> Entries from a dataset:

——

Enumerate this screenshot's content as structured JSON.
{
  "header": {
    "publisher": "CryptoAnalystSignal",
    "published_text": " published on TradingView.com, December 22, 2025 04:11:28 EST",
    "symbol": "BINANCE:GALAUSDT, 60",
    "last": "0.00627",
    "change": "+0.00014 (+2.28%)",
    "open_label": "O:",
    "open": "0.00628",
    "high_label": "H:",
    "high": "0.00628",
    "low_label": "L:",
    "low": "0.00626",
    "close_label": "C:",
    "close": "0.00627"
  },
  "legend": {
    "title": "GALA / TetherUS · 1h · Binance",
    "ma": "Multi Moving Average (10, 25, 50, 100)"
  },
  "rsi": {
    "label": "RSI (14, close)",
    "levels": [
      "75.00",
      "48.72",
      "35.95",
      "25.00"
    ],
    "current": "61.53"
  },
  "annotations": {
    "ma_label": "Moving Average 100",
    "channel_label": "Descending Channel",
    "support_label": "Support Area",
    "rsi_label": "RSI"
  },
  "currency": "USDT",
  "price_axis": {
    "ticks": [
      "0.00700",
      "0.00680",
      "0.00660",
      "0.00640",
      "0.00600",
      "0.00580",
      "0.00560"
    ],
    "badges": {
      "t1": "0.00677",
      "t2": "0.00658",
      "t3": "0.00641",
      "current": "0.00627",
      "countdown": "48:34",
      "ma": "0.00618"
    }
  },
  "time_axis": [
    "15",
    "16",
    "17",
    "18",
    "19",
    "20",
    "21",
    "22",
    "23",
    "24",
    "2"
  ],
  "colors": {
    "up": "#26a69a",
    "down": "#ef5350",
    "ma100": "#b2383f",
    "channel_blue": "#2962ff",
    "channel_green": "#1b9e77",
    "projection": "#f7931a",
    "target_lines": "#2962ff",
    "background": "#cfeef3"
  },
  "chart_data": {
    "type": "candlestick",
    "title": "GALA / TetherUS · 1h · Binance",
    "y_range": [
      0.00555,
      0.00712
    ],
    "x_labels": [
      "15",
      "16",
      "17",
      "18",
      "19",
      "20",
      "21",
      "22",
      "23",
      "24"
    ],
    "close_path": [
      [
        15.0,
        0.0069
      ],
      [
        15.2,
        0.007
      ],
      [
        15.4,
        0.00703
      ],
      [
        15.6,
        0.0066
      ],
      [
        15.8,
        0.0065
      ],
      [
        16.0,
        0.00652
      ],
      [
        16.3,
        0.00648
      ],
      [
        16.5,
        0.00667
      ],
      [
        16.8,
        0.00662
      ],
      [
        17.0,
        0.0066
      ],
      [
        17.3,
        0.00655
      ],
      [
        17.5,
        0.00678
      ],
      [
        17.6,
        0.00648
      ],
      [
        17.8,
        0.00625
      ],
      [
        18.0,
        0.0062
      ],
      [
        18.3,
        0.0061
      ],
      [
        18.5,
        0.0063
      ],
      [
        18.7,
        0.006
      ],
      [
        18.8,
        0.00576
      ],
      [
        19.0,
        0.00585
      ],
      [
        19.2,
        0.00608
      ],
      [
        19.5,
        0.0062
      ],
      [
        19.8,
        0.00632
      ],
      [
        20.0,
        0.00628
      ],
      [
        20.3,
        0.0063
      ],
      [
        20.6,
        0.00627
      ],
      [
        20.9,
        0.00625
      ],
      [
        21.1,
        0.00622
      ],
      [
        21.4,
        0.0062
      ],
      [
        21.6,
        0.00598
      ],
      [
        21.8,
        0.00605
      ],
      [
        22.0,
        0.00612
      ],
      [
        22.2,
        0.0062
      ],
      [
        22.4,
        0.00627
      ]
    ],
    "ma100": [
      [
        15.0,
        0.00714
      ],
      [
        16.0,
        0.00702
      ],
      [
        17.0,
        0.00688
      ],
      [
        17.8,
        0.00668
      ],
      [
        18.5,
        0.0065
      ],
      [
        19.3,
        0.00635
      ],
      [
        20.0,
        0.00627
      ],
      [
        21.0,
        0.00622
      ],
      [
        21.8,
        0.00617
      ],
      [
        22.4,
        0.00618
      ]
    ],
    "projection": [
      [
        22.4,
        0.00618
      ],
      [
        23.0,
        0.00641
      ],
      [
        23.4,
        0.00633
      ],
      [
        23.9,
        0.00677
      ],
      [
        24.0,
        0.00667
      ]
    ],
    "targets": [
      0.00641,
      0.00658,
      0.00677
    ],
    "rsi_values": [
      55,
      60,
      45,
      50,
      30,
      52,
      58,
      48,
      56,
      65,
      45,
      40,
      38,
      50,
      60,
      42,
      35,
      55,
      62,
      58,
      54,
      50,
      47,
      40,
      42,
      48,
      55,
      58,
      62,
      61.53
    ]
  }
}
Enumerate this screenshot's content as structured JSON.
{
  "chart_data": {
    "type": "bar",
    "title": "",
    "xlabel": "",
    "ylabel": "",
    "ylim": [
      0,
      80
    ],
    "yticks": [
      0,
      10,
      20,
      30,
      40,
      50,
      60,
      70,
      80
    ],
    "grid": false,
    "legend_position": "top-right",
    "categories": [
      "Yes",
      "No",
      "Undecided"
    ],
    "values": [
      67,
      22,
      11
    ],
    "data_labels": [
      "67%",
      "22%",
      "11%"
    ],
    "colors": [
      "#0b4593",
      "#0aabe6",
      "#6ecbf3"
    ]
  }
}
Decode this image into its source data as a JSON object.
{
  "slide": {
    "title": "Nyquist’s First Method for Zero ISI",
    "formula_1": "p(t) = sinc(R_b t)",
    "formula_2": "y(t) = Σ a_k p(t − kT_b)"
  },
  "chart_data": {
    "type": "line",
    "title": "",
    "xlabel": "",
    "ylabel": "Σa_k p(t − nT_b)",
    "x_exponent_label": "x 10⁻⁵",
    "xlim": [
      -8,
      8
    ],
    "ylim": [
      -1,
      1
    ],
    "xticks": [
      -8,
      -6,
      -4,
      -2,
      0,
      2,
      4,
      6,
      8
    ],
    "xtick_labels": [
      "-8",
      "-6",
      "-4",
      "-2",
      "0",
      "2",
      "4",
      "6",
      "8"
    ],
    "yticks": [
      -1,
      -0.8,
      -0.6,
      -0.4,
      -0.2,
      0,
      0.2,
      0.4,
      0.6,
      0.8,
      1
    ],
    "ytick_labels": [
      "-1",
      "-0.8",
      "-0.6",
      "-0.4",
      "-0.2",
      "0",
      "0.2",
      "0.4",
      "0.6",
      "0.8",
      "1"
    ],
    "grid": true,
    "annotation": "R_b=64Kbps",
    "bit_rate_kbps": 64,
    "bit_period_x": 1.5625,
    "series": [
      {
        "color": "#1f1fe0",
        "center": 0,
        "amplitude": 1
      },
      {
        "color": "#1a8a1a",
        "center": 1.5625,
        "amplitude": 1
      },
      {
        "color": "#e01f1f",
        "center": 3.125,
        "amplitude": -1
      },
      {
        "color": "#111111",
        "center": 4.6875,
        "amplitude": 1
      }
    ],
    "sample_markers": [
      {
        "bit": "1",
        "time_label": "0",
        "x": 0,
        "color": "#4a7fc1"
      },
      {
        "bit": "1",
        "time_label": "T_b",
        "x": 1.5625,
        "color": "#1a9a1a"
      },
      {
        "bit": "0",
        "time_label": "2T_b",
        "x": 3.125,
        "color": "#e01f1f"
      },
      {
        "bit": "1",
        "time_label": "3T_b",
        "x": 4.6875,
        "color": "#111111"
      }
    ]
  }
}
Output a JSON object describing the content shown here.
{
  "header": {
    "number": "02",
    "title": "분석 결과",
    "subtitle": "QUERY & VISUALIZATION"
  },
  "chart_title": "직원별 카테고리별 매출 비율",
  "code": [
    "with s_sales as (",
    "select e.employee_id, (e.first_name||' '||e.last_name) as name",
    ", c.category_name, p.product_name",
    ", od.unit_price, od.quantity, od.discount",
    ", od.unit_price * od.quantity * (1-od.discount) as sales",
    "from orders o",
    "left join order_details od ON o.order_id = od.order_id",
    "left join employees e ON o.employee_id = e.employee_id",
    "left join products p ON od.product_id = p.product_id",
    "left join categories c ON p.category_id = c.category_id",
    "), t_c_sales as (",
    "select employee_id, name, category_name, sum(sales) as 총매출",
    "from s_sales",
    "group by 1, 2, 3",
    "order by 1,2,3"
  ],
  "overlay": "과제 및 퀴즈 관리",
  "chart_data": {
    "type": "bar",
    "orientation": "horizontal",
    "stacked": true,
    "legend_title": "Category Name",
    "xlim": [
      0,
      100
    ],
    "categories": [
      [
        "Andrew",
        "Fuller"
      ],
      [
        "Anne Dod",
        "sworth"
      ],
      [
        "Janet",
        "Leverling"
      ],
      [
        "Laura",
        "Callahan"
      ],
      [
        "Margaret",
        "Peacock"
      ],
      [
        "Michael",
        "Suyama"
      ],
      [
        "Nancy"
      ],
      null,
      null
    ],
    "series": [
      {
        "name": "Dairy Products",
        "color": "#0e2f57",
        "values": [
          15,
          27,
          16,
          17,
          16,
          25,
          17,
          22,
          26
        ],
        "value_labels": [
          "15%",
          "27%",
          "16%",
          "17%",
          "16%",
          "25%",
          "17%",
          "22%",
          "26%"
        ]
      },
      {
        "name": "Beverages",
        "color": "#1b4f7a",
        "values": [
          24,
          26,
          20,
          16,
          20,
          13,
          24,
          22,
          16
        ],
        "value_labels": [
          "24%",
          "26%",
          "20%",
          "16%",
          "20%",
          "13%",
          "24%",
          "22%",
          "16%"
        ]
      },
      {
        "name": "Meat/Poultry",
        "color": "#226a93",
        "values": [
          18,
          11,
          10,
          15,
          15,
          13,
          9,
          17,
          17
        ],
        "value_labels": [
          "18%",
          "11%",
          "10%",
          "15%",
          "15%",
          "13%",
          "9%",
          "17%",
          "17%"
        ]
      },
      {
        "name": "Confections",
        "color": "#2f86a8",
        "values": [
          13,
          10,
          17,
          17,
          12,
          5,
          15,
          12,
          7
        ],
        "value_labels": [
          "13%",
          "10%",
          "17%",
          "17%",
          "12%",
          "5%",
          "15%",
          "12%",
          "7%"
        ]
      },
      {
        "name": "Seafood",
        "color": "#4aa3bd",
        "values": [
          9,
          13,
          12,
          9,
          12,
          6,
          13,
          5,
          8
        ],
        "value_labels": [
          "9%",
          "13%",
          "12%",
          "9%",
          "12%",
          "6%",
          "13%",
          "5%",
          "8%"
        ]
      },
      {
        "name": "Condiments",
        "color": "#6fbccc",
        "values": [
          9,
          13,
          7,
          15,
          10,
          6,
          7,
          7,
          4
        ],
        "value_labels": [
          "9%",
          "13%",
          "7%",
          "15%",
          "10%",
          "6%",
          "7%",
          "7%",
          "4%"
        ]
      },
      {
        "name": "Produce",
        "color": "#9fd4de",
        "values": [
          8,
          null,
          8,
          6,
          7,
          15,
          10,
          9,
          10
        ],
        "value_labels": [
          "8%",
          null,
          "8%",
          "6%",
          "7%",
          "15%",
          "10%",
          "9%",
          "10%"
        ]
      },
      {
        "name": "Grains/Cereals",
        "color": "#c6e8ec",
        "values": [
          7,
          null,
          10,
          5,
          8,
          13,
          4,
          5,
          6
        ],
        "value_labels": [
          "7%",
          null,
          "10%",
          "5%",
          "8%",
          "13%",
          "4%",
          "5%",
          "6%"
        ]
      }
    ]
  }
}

——

Look through the entries and find each line that has the string "Average". Copy those lines.

> Response to the exercise:
    "ma": "Multi Moving Average (10, 25, 50, 100)"
    "ma_label": "Moving Average 100",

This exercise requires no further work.